Collection entries:
╭──

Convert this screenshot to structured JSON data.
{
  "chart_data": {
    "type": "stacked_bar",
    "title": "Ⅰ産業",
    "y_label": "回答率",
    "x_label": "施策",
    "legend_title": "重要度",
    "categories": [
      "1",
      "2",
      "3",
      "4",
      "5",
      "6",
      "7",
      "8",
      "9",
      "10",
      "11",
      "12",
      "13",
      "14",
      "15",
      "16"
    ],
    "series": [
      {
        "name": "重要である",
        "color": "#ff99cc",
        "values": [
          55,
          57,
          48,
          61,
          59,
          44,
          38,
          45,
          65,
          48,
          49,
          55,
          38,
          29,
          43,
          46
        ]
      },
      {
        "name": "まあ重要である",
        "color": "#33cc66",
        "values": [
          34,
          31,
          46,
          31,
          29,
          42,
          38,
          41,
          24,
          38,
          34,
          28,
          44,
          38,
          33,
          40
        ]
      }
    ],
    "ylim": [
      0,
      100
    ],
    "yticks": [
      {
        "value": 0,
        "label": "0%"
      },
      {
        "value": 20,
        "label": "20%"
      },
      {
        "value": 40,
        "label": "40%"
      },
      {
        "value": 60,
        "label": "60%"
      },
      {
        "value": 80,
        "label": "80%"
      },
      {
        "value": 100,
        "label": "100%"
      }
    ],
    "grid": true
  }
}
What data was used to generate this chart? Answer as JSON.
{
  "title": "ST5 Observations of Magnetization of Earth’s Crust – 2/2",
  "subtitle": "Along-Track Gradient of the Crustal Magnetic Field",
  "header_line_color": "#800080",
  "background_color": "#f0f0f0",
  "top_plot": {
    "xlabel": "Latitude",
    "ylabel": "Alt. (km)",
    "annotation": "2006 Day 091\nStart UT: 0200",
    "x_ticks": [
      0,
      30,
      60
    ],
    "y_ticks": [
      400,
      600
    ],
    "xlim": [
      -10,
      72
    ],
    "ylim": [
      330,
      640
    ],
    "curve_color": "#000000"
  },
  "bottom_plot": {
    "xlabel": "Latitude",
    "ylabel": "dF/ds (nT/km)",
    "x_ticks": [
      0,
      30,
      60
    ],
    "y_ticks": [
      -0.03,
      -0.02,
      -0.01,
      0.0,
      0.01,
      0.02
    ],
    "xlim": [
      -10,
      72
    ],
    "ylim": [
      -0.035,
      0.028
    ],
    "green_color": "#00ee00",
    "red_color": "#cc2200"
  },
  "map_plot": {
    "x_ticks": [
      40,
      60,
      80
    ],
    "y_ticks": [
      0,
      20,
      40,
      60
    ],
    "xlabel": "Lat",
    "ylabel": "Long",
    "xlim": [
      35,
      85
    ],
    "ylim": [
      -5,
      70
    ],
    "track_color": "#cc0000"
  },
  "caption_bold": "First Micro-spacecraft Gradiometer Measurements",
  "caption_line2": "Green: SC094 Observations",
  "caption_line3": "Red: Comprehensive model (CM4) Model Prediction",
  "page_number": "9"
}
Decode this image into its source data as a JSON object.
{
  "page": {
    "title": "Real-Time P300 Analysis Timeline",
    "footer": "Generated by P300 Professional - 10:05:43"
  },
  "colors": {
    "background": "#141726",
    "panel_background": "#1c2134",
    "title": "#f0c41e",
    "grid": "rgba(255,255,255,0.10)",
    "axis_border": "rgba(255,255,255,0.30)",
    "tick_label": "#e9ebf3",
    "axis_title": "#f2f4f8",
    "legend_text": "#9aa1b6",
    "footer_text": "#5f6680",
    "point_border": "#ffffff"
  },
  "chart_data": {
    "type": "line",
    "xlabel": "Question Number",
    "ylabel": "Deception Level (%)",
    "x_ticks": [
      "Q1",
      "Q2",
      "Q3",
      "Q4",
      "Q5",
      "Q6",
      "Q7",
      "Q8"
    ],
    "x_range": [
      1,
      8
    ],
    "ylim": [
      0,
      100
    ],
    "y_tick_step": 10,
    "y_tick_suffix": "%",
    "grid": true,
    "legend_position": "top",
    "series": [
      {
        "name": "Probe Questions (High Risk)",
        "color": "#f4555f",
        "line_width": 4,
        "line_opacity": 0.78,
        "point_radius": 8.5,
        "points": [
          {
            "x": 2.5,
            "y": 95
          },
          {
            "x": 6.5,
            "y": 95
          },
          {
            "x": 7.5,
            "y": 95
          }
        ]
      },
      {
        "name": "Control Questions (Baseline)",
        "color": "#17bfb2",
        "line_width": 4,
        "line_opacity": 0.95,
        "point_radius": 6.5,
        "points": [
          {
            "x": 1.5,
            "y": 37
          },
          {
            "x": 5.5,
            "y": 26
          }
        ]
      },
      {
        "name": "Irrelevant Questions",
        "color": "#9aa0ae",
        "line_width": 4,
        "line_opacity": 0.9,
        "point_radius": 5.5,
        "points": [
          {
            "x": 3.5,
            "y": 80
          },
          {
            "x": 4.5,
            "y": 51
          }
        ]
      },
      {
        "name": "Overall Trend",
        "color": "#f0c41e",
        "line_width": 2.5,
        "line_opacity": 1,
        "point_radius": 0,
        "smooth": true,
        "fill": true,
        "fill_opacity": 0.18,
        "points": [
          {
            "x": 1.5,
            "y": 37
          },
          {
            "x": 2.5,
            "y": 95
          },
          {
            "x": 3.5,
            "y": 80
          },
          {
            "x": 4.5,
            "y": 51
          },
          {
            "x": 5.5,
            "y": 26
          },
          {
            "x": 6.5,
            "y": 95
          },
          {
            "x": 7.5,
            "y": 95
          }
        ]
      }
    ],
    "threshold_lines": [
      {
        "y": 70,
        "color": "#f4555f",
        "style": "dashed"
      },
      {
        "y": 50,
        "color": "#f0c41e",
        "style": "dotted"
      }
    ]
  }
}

╰──

WHAT NEEDS TO BE DONE: Without leaving anything out, quote all the data.

CORRECT RESULT:
Convert this screenshot to structured JSON data.
{
  "chart_data": {
    "type": "stacked_bar",
    "title": "Ⅰ産業",
    "y_label": "回答率",
    "x_label": "施策",
    "legend_title": "重要度",
    "categories": [
      "1",
      "2",
      "3",
      "4",
      "5",
      "6",
      "7",
      "8",
      "9",
      "10",
      "11",
      "12",
      "13",
      "14",
      "15",
      "16"
    ],
    "series": [
      {
        "name": "重要である",
        "color": "#ff99cc",
        "values": [
          55,
          57,
          48,
          61,
          59,
          44,
          38,
          45,
          65,
          48,
          49,
          55,
          38,
          29,
          43,
          46
        ]
      },
      {
        "name": "まあ重要である",
        "color": "#33cc66",
        "values": [
          34,
          31,
          46,
          31,
          29,
          42,
          38,
          41,
          24,
          38,
          34,
          28,
          44,
          38,
          33,
          40
        ]
      }
    ],
    "ylim": [
      0,
      100
    ],
    "yticks": [
      {
        "value": 0,
        "label": "0%"
      },
      {
        "value": 20,
        "label": "20%"
      },
      {
        "value": 40,
        "label": "40%"
      },
      {
        "value": 60,
        "label": "60%"
      },
      {
        "value": 80,
        "label": "80%"
      },
      {
        "value": 100,
        "label": "100%"
      }
    ],
    "grid": true
  }
}
What data was used to generate this chart? Answer as JSON.
{
  "title": "ST5 Observations of Magnetization of Earth’s Crust – 2/2",
  "subtitle": "Along-Track Gradient of the Crustal Magnetic Field",
  "header_line_color": "#800080",
  "background_color": "#f0f0f0",
  "top_plot": {
    "xlabel": "Latitude",
    "ylabel": "Alt. (km)",
    "annotation": "2006 Day 091\nStart UT: 0200",
    "x_ticks": [
      0,
      30,
      60
    ],
    "y_ticks": [
      400,
      600
    ],
    "xlim": [
      -10,
      72
    ],
    "ylim": [
      330,
      640
    ],
    "curve_color": "#000000"
  },
  "bottom_plot": {
    "xlabel": "Latitude",
    "ylabel": "dF/ds (nT/km)",
    "x_ticks": [
      0,
      30,
      60
    ],
    "y_ticks": [
      -0.03,
      -0.02,
      -0.01,
      0.0,
      0.01,
      0.02
    ],
    "xlim": [
      -10,
      72
    ],
    "ylim": [
      -0.035,
      0.028
    ],
    "green_color": "#00ee00",
    "red_color": "#cc2200"
  },
  "map_plot": {
    "x_ticks": [
      40,
      60,
      80
    ],
    "y_ticks": [
      0,
      20,
      40,
      60
    ],
    "xlabel": "Lat",
    "ylabel": "Long",
    "xlim": [
      35,
      85
    ],
    "ylim": [
      -5,
      70
    ],
    "track_color": "#cc0000"
  },
  "caption_bold": "First Micro-spacecraft Gradiometer Measurements",
  "caption_line2": "Green: SC094 Observations",
  "caption_line3": "Red: Comprehensive model (CM4) Model Prediction",
  "page_number": "9"
}
Decode this image into its source data as a JSON object.
{
  "page": {
    "title": "Real-Time P300 Analysis Timeline",
    "footer": "Generated by P300 Professional - 10:05:43"
  },
  "colors": {
    "background": "#141726",
    "panel_background": "#1c2134",
    "title": "#f0c41e",
    "grid": "rgba(255,255,255,0.10)",
    "axis_border": "rgba(255,255,255,0.30)",
    "tick_label": "#e9ebf3",
    "axis_title": "#f2f4f8",
    "legend_text": "#9aa1b6",
    "footer_text": "#5f6680",
    "point_border": "#ffffff"
  },
  "chart_data": {
    "type": "line",
    "xlabel": "Question Number",
    "ylabel": "Deception Level (%)",
    "x_ticks": [
      "Q1",
      "Q2",
      "Q3",
      "Q4",
      "Q5",
      "Q6",
      "Q7",
      "Q8"
    ],
    "x_range": [
      1,
      8
    ],
    "ylim": [
      0,
      100
    ],
    "y_tick_step": 10,
    "y_tick_suffix": "%",
    "grid": true,
    "legend_position": "top",
    "series": [
      {
        "name": "Probe Questions (High Risk)",
        "color": "#f4555f",
        "line_width": 4,
        "line_opacity": 0.78,
        "point_radius": 8.5,
        "points": [
          {
            "x": 2.5,
            "y": 95
          },
          {
            "x": 6.5,
            "y": 95
          },
          {
            "x": 7.5,
            "y": 95
          }
        ]
      },
      {
        "name": "Control Questions (Baseline)",
        "color": "#17bfb2",
        "line_width": 4,
        "line_opacity": 0.95,
        "point_radius": 6.5,
        "points": [
          {
            "x": 1.5,
            "y": 37
          },
          {
            "x": 5.5,
            "y": 26
          }
        ]
      },
      {
        "name": "Irrelevant Questions",
        "color": "#9aa0ae",
        "line_width": 4,
        "line_opacity": 0.9,
        "point_radius": 5.5,
        "points": [
          {
            "x": 3.5,
            "y": 80
          },
          {
            "x": 4.5,
            "y": 51
          }
        ]
      },
      {
        "name": "Overall Trend",
        "color": "#f0c41e",
        "line_width": 2.5,
        "line_opacity": 1,
        "point_radius": 0,
        "smooth": true,
        "fill": true,
        "fill_opacity": 0.18,
        "points": [
          {
            "x": 1.5,
            "y": 37
          },
          {
            "x": 2.5,
            "y": 95
          },
          {
            "x": 3.5,
            "y": 80
          },
          {
            "x": 4.5,
            "y": 51
          },
          {
            "x": 5.5,
            "y": 26
          },
          {
            "x": 6.5,
            "y": 95
          },
          {
            "x": 7.5,
            "y": 95
          }
        ]
      }
    ],
    "threshold_lines": [
      {
        "y": 70,
        "color": "#f4555f",
        "style": "dashed"
      },
      {
        "y": 50,
        "color": "#f0c41e",
        "style": "dotted"
      }
    ]
  }
}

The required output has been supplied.